_TEXTAUSZUG_:
··········

OGH 8Ob199/01z

OGH8Ob199/01z30.8.2001

Der Oberste Gerichtshof hat durch den Senatspräsidenten des Obersten Gerichtshofes Dr. Petrag als Vorsitzenden und die Hofräte des Obersten Gerichtshofes Dr. Langer, Dr. Rohrer, Dr. Spenling und Dr. Kuras als weitere Richter im Konkurs über das Vermögen der Josef D***** KG, *****, über den außerordentlichen Revisionsrekurs der Hypothekargläubigerin R***** reg GenmbH, *****, vertreten durch Steger, Schilchegger & Partner, Rechtsanwälte in St. Johann im Pongau, gegen den Beschluss des Oberlandesgerichtes Innsbruck als Rekursgericht vom 8. Juni 2001, GZ 1 R 121/01f-95, womit infolge Rekurses dieser Hypothekargläubigerin der Beschluss des Landesgerichtes Innsbruck vom 24. April 2001, GZ 9 S 26/99v-86, teils bestätigt, teils abgeändert wurde, in nichtöffentlicher Sitzung den

Beschluss

gefasst:

 

Spruch:

Dem außerordentlichen Revisionsrekurs wird Folge gegeben.

··········

_EXTRAHIERTE DATEN_:

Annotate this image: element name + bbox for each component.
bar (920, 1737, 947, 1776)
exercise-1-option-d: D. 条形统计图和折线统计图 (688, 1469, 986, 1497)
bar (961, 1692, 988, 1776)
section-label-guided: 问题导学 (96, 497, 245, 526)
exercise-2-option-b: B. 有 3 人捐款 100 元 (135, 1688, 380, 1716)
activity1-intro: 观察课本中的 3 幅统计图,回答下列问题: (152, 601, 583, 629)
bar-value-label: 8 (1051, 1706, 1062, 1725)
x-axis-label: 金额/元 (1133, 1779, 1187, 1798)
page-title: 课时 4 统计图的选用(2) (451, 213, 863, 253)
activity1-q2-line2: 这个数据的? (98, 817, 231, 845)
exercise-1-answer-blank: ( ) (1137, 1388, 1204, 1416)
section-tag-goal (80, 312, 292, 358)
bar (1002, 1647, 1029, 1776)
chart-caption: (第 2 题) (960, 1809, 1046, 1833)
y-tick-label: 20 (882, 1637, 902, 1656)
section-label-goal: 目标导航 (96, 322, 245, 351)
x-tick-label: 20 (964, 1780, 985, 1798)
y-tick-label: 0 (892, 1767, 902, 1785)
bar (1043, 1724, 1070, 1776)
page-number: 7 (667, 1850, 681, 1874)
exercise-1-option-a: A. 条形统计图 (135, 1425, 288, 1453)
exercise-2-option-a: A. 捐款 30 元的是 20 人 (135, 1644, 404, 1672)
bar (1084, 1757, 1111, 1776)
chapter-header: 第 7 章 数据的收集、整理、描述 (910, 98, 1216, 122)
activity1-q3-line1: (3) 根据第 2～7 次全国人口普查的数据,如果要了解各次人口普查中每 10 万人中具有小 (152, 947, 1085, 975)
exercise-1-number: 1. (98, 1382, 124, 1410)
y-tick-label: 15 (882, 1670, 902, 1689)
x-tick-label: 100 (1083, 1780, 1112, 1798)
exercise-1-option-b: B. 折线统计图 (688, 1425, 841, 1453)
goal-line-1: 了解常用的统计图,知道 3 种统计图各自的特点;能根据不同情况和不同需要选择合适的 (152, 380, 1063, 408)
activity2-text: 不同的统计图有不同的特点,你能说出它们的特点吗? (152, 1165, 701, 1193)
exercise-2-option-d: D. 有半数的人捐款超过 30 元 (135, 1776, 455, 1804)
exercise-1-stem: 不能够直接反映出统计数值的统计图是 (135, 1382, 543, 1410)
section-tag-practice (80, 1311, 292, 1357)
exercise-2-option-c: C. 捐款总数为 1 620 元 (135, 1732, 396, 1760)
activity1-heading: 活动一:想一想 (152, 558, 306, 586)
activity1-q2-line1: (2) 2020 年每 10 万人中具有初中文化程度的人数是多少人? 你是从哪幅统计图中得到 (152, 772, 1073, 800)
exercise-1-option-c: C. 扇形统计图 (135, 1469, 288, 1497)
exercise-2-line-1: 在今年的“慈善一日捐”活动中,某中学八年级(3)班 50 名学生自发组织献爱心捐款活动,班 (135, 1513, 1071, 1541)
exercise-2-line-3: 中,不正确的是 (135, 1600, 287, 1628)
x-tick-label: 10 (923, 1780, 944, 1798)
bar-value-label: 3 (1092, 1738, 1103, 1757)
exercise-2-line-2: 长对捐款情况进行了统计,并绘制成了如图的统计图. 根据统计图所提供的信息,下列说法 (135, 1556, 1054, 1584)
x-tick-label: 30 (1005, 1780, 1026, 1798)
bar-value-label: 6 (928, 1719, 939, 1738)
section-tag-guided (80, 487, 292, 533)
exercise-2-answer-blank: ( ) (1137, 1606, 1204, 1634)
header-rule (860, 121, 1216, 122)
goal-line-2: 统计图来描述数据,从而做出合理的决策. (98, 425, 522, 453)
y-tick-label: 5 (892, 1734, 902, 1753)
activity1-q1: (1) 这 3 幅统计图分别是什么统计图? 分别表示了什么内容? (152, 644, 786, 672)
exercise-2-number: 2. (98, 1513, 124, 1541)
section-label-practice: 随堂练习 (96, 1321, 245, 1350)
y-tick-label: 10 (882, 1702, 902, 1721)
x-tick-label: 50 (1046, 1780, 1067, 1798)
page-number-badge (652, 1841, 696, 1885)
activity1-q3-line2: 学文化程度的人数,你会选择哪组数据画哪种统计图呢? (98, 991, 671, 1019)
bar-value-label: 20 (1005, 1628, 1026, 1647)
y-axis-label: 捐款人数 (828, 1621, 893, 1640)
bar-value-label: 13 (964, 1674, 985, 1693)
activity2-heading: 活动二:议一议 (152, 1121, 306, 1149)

··········

_AUFGABE 1_: Schreiben Sie aus dem Gerichtsbeschluss den Abschnitt von "Der Oberste Gerichtshof" bis einschließlich "wird Folge gegeben." wortgetreu ab.
_AUFGABE 2_: Geben Sie aus den Datensätzen den Abschnitt vom Anfang bis einschließlich der Zeile mit "bar-value-label: 8 (1051, 1706, 1062, 1725)" unverändert wieder.

_ANTWORT 1_:
Der Oberste Gerichtshof hat durch den Senatspräsidenten des Obersten Gerichtshofes Dr. Petrag als Vorsitzenden und die Hofräte des Obersten Gerichtshofes Dr. Langer, Dr. Rohrer, Dr. Spenling und Dr. Kuras als weitere Richter im Konkurs über das Vermögen der Josef D***** KG, *****, über den außerordentlichen Revisionsrekurs der Hypothekargläubigerin R***** reg GenmbH, *****, vertreten durch Steger, Schilchegger & Partner, Rechtsanwälte in St. Johann im Pongau, gegen den Beschluss des Oberlandesgerichtes Innsbruck als Rekursgericht vom 8. Juni 2001, GZ 1 R 121/01f-95, womit infolge Rekurses dieser Hypothekargläubigerin der Beschluss des Landesgerichtes Innsbruck vom 24. April 2001, GZ 9 S 26/99v-86, teils bestätigt, teils abgeändert wurde, in nichtöffentlicher Sitzung den

Beschluss

gefasst:

 

Spruch:

Dem außerordentlichen Revisionsrekurs wird Folge gegeben.

_ANTWORT 2_:
Annotate this image: element name + bbox for each component.
bar (920, 1737, 947, 1776)
exercise-1-option-d: D. 条形统计图和折线统计图 (688, 1469, 986, 1497)
bar (961, 1692, 988, 1776)
section-label-guided: 问题导学 (96, 497, 245, 526)
exercise-2-option-b: B. 有 3 人捐款 100 元 (135, 1688, 380, 1716)
activity1-intro: 观察课本中的 3 幅统计图,回答下列问题: (152, 601, 583, 629)
bar-value-label: 8 (1051, 1706, 1062, 1725)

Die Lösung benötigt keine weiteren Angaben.